Problem to solve »
Copy the records below exactly as they are written.

Records for this exercise »
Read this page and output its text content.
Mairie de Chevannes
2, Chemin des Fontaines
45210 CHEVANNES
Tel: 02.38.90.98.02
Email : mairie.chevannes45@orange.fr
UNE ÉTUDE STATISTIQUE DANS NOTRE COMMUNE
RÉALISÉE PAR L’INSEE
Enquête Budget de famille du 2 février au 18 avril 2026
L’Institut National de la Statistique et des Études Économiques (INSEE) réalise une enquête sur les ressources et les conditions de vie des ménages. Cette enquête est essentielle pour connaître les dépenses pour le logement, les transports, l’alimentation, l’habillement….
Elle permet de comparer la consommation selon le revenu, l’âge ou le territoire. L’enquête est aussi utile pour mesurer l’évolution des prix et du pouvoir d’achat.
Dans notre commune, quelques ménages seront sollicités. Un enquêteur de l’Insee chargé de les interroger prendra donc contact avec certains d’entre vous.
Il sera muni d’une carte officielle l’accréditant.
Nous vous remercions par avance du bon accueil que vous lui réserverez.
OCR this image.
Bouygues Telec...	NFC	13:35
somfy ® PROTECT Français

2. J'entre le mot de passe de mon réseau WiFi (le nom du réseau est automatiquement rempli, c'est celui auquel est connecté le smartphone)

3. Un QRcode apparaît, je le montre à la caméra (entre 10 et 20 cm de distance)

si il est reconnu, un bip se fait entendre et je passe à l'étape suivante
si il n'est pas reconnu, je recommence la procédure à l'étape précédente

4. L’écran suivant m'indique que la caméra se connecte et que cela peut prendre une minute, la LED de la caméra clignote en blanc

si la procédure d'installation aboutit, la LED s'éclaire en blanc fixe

Written answer »
Read this page and output its text content.
Mairie de Chevannes
2, Chemin des Fontaines
45210 CHEVANNES
Tel: 02.38.90.98.02
Email : mairie.chevannes45@orange.fr
UNE ÉTUDE STATISTIQUE DANS NOTRE COMMUNE
RÉALISÉE PAR L’INSEE
Enquête Budget de famille du 2 février au 18 avril 2026
L’Institut National de la Statistique et des Études Économiques (INSEE) réalise une enquête sur les ressources et les conditions de vie des ménages. Cette enquête est essentielle pour connaître les dépenses pour le logement, les transports, l’alimentation, l’habillement….
Elle permet de comparer la consommation selon le revenu, l’âge ou le territoire. L’enquête est aussi utile pour mesurer l’évolution des prix et du pouvoir d’achat.
Dans notre commune, quelques ménages seront sollicités. Un enquêteur de l’Insee chargé de les interroger prendra donc contact avec certains d’entre vous.
Il sera muni d’une carte officielle l’accréditant.
Nous vous remercions par avance du bon accueil que vous lui réserverez.
OCR this image.
Bouygues Telec...	NFC	13:35
somfy ® PROTECT Français

2. J'entre le mot de passe de mon réseau WiFi (le nom du réseau est automatiquement rempli, c'est celui auquel est connecté le smartphone)

3. Un QRcode apparaît, je le montre à la caméra (entre 10 et 20 cm de distance)

si il est reconnu, un bip se fait entendre et je passe à l'étape suivante
si il n'est pas reconnu, je recommence la procédure à l'étape précédente

4. L’écran suivant m'indique que la caméra se connecte et que cela peut prendre une minute, la LED de la caméra clignote en blanc

si la procédure d'installation aboutit, la LED s'éclaire en blanc fixe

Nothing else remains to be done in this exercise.